■ Brief
Take every line where the string "years" appears and copy it.

(Structured figure records)

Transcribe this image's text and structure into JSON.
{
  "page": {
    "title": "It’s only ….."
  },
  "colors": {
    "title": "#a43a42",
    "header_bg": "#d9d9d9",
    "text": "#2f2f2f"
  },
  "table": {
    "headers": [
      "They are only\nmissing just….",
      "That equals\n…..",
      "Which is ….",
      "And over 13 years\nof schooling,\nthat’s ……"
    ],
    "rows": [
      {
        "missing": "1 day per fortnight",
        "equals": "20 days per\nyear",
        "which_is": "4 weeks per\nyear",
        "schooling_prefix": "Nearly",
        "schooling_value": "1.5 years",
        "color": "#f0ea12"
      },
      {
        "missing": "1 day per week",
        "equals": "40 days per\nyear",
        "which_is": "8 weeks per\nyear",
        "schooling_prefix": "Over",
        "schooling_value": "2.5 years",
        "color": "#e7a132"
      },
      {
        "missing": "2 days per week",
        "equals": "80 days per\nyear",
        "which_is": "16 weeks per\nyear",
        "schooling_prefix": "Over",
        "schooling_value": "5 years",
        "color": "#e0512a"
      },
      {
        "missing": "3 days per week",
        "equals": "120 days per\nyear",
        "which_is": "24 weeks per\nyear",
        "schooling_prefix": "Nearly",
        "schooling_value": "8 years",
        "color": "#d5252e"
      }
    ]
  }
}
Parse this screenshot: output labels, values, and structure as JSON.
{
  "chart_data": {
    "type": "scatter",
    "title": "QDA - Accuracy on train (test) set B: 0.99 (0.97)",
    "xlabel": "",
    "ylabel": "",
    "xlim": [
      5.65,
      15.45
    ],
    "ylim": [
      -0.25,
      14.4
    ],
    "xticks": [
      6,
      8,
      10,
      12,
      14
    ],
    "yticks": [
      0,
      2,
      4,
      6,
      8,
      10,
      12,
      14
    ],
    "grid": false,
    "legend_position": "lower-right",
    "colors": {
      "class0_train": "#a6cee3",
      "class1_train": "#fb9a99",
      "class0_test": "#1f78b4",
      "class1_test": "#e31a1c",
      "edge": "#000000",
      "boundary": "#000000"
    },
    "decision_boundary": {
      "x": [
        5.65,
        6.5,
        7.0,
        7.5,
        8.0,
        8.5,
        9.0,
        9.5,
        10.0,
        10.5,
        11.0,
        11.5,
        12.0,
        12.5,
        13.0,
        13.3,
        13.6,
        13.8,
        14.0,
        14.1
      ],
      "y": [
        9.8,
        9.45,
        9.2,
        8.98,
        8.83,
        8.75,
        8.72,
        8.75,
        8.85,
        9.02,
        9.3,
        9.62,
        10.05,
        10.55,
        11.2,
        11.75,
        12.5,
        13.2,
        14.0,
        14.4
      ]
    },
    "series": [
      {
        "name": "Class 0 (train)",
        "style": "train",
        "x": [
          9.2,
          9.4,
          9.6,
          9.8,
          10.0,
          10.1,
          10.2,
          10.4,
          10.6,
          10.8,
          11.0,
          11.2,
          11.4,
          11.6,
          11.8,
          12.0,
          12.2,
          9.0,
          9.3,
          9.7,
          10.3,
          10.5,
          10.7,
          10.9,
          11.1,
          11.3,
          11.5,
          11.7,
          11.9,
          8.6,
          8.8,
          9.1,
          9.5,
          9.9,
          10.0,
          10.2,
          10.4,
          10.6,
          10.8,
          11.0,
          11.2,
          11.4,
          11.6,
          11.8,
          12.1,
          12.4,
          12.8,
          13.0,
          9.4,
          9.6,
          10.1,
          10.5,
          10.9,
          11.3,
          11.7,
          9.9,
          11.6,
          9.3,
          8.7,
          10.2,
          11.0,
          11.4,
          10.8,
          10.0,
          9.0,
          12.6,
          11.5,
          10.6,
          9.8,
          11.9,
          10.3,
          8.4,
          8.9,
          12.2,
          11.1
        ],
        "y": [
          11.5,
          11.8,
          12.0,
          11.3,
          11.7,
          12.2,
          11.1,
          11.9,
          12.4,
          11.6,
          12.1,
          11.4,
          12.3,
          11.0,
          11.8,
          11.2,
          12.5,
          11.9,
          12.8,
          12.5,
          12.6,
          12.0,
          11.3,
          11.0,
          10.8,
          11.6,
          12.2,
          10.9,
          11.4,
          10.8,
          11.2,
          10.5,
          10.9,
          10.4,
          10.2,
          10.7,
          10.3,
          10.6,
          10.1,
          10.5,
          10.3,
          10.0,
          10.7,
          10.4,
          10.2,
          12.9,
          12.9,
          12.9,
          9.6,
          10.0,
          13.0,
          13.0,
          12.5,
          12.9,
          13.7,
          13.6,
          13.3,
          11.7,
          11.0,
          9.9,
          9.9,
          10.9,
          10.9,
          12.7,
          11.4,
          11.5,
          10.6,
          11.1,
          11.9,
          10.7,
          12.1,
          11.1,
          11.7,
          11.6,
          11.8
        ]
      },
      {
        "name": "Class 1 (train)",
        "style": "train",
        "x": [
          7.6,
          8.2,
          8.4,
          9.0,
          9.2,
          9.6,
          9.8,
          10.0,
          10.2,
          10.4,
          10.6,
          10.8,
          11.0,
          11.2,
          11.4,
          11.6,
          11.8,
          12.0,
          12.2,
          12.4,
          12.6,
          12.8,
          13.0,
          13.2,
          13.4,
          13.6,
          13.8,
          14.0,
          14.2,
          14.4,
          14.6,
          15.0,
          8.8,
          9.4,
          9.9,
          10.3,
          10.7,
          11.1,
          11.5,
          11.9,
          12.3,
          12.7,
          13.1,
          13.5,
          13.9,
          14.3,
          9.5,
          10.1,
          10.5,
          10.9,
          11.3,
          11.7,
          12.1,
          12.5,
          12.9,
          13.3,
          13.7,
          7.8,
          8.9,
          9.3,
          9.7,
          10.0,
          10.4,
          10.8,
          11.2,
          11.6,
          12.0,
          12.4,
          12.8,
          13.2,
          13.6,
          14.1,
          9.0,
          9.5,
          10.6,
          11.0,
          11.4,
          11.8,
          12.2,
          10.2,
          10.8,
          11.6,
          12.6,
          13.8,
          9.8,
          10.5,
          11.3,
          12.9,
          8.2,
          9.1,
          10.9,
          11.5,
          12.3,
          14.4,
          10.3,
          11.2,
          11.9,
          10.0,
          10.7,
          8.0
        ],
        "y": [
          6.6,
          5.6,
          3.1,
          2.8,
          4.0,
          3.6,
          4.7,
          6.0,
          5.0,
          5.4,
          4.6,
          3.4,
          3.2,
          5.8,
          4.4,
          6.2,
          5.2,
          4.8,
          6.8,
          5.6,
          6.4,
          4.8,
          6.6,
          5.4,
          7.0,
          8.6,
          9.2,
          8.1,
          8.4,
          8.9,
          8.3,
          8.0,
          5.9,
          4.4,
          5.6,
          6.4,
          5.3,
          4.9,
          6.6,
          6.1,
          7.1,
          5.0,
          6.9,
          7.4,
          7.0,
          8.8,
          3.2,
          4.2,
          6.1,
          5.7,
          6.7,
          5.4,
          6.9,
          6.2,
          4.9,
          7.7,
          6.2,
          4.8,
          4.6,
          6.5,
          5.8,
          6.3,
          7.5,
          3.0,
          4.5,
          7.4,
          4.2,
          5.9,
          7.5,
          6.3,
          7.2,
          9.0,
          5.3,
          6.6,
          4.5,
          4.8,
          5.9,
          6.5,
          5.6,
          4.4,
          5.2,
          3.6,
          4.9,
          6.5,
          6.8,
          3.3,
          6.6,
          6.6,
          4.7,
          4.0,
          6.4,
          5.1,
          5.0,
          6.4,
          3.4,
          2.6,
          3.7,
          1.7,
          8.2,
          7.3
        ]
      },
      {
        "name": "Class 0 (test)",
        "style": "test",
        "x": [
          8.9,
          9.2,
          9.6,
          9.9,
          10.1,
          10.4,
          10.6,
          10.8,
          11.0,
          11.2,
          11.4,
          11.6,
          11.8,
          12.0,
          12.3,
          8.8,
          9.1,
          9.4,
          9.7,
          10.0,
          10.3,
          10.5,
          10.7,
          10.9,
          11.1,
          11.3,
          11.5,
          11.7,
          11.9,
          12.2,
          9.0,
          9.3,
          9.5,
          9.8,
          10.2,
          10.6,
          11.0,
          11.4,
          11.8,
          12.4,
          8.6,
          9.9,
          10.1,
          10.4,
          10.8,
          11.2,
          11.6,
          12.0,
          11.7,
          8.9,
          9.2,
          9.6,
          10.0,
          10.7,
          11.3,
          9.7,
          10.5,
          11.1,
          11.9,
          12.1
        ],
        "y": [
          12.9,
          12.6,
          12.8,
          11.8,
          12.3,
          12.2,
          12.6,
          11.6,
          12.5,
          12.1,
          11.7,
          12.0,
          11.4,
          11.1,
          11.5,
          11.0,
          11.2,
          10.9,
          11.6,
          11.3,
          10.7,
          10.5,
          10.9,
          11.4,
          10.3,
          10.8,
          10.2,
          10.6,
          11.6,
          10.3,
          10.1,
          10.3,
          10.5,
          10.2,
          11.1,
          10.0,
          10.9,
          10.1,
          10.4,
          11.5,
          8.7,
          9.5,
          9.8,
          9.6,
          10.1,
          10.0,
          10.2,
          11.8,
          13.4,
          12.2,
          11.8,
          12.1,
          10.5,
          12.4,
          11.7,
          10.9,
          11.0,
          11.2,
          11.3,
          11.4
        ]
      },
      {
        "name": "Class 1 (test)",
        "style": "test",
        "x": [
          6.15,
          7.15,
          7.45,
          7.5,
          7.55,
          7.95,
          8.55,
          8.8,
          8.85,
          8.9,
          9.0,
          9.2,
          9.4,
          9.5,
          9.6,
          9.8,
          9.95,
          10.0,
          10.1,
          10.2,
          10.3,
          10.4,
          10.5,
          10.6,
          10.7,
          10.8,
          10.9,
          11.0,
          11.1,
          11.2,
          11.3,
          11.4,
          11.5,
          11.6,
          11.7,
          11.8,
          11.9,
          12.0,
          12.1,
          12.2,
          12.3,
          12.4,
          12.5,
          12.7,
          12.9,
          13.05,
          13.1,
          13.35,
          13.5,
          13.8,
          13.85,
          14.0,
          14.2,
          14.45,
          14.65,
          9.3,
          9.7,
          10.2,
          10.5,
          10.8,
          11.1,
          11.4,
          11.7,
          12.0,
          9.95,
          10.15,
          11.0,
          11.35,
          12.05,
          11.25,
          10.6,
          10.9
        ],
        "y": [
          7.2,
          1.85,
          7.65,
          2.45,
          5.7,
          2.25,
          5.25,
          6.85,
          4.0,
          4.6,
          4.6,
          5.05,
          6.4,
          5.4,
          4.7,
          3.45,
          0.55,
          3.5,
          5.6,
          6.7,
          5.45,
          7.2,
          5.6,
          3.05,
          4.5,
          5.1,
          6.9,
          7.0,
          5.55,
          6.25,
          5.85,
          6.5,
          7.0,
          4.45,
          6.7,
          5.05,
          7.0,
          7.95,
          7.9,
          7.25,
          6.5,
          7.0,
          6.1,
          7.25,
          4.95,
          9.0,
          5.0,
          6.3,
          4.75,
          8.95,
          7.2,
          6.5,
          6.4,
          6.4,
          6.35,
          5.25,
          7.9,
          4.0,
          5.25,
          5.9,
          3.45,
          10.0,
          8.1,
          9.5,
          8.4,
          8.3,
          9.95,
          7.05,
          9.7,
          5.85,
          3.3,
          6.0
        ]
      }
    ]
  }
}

■ Correct answer
      "And over 13 years\nof schooling,\nthat’s ……"
        "schooling_value": "1.5 years",
        "schooling_value": "2.5 years",
        "schooling_value": "5 years",
        "schooling_value": "8 years",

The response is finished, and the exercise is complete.